─── EXERCISE INPUTS

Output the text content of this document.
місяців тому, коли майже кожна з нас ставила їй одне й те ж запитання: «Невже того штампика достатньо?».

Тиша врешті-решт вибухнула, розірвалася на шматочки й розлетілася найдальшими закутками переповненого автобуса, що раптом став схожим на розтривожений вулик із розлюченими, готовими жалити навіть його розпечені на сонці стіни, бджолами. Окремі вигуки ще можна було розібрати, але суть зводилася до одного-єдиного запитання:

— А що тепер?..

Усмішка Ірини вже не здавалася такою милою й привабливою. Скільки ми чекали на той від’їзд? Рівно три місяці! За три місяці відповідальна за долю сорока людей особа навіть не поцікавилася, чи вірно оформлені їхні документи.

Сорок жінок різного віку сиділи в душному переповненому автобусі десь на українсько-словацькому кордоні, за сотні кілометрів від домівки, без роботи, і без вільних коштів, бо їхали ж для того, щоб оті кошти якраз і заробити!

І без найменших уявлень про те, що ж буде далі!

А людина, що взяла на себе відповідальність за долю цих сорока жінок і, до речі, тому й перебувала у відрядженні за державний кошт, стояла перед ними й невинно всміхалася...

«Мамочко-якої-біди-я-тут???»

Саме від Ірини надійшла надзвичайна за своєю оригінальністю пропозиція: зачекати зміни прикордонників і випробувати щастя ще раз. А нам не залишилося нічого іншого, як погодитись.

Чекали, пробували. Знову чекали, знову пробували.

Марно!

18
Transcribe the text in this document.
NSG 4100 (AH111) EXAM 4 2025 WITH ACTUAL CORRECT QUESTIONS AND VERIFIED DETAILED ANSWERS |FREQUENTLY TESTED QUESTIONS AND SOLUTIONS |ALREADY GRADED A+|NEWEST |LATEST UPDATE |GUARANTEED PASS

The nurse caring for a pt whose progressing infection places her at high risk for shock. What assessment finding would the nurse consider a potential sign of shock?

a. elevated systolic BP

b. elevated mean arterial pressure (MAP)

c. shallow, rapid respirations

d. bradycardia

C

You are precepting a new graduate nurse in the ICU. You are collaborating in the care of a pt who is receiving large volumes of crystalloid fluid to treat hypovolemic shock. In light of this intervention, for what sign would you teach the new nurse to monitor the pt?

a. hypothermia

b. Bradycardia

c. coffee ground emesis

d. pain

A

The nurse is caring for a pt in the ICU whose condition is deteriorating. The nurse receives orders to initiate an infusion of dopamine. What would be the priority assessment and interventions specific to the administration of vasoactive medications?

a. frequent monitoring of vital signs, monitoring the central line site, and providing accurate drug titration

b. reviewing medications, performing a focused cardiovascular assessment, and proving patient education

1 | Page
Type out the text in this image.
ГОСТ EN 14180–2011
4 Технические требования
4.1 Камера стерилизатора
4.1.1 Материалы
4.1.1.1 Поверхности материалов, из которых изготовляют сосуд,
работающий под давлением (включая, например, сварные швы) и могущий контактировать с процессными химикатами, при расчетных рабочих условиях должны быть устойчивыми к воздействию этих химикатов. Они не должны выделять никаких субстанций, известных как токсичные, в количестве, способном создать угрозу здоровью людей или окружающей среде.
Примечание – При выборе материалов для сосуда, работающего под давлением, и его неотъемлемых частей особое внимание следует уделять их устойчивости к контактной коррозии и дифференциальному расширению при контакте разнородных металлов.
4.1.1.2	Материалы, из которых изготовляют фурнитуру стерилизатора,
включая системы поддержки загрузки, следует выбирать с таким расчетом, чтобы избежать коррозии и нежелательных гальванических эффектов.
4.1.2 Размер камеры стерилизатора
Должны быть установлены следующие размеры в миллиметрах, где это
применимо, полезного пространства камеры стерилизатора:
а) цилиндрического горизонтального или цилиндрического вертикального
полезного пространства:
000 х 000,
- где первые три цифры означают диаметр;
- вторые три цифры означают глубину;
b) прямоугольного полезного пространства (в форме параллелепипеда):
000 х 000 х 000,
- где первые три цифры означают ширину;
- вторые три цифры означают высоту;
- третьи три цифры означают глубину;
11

──────

• **WHAT NEEDS TO BE DONE**
Go through the preceding material and copy each line that has the word "быть".

• **TASK OUTPUT**
работающий под давлением (включая, например, сварные швы) и могущий контактировать с процессными химикатами, при расчетных рабочих условиях должны быть устойчивыми к воздействию этих химикатов. Они не должны выделять никаких субстанций, известных как токсичные, в количестве, способном создать угрозу здоровью людей или окружающей среде.
Должны быть установлены следующие размеры в миллиметрах, где это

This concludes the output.